* **Short exercise**
Whenever a line contains the string "свободы", copy it out of the entries.

* **Data provided**
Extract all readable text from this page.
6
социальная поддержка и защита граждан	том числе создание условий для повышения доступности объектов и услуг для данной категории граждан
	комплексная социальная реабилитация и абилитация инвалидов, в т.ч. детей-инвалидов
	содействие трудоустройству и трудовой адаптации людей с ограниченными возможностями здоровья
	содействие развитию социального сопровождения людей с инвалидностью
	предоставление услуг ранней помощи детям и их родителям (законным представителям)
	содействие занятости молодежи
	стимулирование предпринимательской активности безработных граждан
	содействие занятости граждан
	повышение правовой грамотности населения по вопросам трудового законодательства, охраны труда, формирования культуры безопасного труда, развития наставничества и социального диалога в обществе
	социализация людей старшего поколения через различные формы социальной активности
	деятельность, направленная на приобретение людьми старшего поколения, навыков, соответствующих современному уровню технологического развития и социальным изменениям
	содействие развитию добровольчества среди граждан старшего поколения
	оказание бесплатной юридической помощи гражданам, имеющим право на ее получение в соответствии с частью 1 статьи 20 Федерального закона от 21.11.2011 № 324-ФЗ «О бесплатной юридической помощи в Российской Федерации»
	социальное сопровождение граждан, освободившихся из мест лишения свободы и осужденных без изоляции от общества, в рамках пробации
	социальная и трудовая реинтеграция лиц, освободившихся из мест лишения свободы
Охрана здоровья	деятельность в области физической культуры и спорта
...
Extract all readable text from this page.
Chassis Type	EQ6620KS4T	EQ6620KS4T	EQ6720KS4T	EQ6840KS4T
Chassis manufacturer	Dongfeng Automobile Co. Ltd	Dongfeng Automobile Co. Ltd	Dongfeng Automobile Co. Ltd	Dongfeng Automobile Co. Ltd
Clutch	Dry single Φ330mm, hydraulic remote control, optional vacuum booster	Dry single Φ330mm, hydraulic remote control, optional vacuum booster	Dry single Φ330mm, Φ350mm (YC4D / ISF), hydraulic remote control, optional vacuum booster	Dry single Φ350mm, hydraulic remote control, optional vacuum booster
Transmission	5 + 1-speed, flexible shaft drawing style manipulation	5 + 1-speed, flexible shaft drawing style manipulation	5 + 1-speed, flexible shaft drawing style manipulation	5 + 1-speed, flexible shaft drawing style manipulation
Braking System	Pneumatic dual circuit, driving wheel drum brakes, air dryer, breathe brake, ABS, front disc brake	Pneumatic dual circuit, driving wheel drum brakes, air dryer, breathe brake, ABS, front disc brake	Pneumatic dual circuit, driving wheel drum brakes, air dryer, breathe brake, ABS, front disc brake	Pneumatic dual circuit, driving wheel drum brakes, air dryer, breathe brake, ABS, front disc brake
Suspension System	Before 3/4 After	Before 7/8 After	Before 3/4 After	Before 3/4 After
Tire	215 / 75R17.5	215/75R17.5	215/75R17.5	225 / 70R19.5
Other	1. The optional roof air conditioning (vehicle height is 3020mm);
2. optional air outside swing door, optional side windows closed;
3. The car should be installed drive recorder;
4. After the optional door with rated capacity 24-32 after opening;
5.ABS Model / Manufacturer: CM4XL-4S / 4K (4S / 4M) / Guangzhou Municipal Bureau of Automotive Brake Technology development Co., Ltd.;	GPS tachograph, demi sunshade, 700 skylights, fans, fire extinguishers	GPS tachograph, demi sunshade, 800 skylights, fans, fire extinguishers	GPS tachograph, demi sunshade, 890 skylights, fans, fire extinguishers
--
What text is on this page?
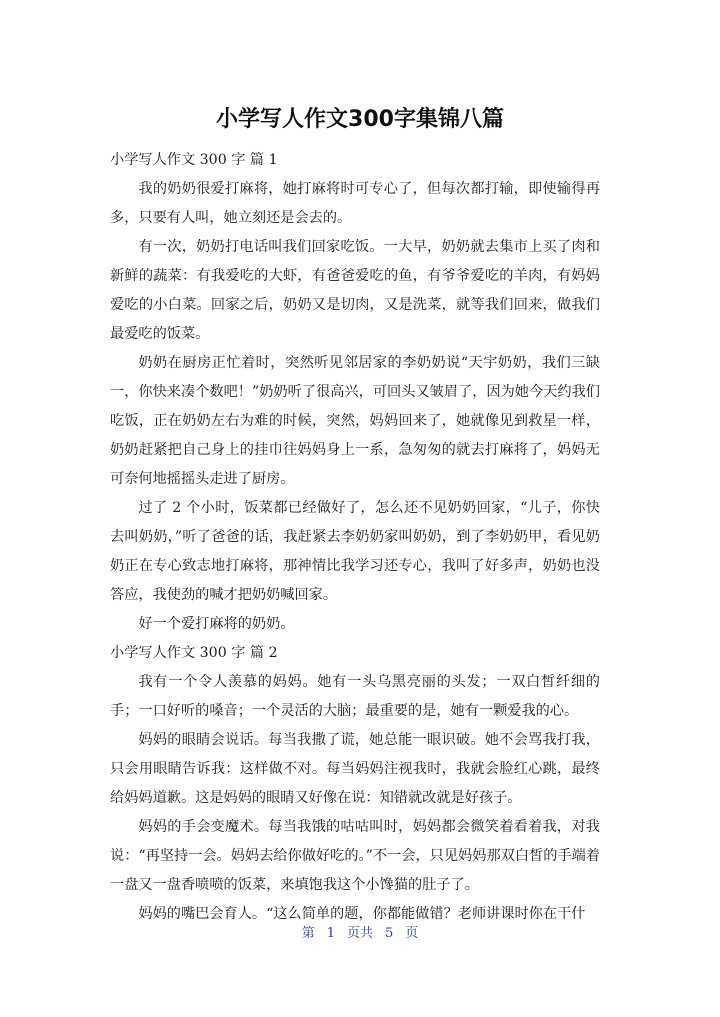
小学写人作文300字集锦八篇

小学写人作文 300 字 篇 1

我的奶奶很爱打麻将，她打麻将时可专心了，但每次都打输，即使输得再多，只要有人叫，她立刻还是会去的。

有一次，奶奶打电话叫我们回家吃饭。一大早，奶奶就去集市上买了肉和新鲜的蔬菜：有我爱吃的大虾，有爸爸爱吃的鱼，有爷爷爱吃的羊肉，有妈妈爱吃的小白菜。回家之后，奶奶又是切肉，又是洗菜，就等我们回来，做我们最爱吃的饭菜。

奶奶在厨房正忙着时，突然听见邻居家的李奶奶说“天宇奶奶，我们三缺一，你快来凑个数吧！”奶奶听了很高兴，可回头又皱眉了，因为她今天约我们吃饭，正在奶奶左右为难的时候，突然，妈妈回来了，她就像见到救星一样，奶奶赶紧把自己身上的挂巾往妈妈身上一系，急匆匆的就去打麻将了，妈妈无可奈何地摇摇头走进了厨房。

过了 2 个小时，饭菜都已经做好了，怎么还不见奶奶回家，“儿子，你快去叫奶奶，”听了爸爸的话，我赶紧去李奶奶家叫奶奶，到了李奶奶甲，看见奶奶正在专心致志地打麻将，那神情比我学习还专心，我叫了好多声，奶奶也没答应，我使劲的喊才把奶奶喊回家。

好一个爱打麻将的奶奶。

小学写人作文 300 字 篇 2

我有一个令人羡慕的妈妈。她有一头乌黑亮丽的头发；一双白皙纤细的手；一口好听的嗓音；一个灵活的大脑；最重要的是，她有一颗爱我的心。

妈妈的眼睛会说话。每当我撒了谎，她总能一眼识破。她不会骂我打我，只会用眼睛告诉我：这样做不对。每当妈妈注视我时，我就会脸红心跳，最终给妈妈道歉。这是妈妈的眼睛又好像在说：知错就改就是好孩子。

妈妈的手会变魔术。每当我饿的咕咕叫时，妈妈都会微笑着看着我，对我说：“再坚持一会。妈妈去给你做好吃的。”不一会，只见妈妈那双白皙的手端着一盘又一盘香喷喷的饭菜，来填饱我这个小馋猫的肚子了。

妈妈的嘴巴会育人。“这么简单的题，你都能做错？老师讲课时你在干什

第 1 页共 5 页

* **Result of this task**
	социальное сопровождение граждан, освободившихся из мест лишения свободы и осужденных без изоляции от общества, в рамках пробации
	социальная и трудовая реинтеграция лиц, освободившихся из мест лишения свободы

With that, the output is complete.